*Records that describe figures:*
::::

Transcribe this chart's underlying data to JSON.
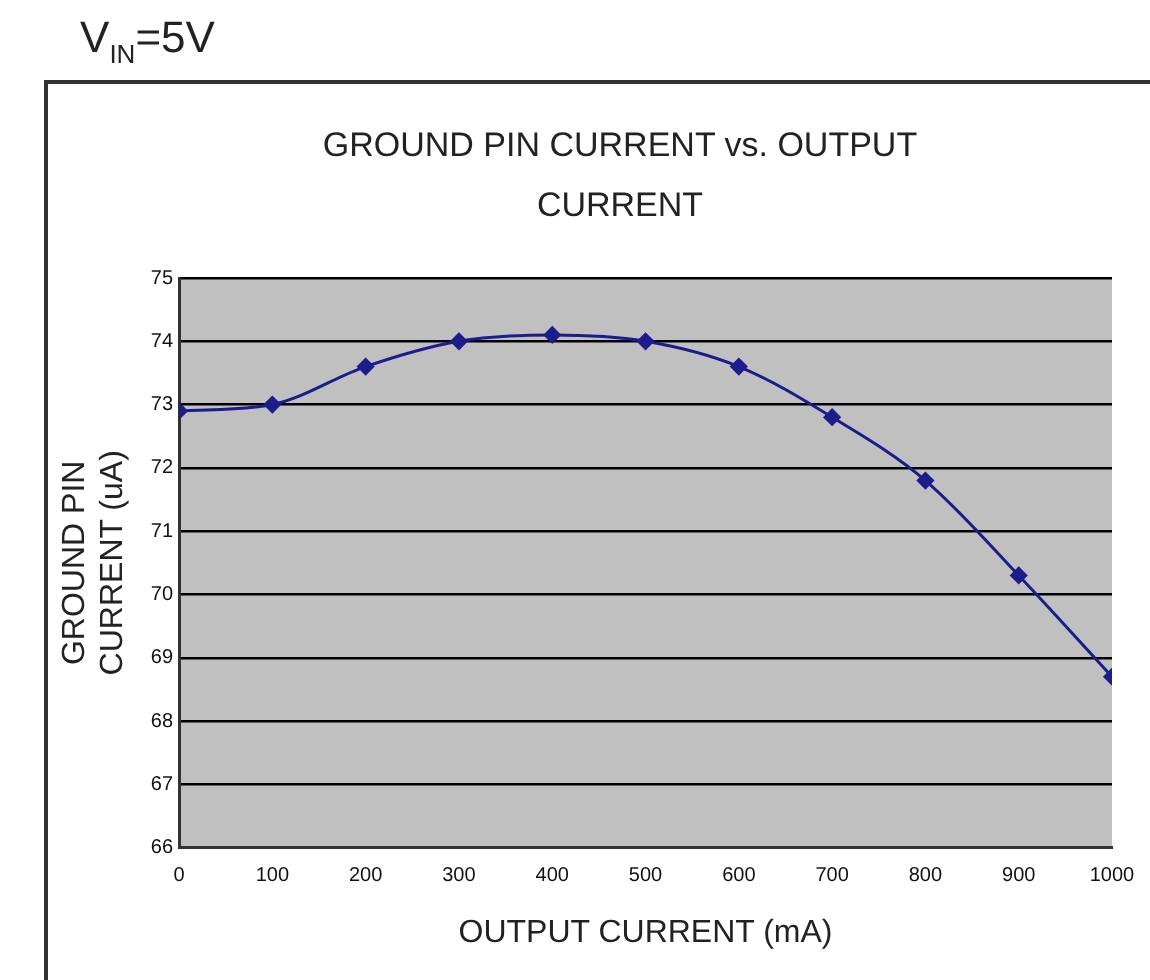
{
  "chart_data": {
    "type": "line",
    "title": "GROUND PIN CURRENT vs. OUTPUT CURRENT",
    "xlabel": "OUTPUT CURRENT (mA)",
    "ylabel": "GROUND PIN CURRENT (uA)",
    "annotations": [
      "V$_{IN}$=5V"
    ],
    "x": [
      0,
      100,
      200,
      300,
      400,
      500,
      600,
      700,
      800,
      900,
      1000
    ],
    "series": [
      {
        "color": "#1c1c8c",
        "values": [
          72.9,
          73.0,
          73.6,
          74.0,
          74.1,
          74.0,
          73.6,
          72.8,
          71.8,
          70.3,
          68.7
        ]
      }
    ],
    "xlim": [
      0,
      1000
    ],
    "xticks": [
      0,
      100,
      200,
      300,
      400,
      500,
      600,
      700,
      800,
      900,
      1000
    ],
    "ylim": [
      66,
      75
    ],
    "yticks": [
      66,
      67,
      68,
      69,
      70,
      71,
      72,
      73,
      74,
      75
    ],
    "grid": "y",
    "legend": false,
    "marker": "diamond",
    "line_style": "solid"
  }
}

::::

*Your task:* Lines of the listing that contain the word "OUTPUT" are to be counted; report only their number.

*Answer:* 2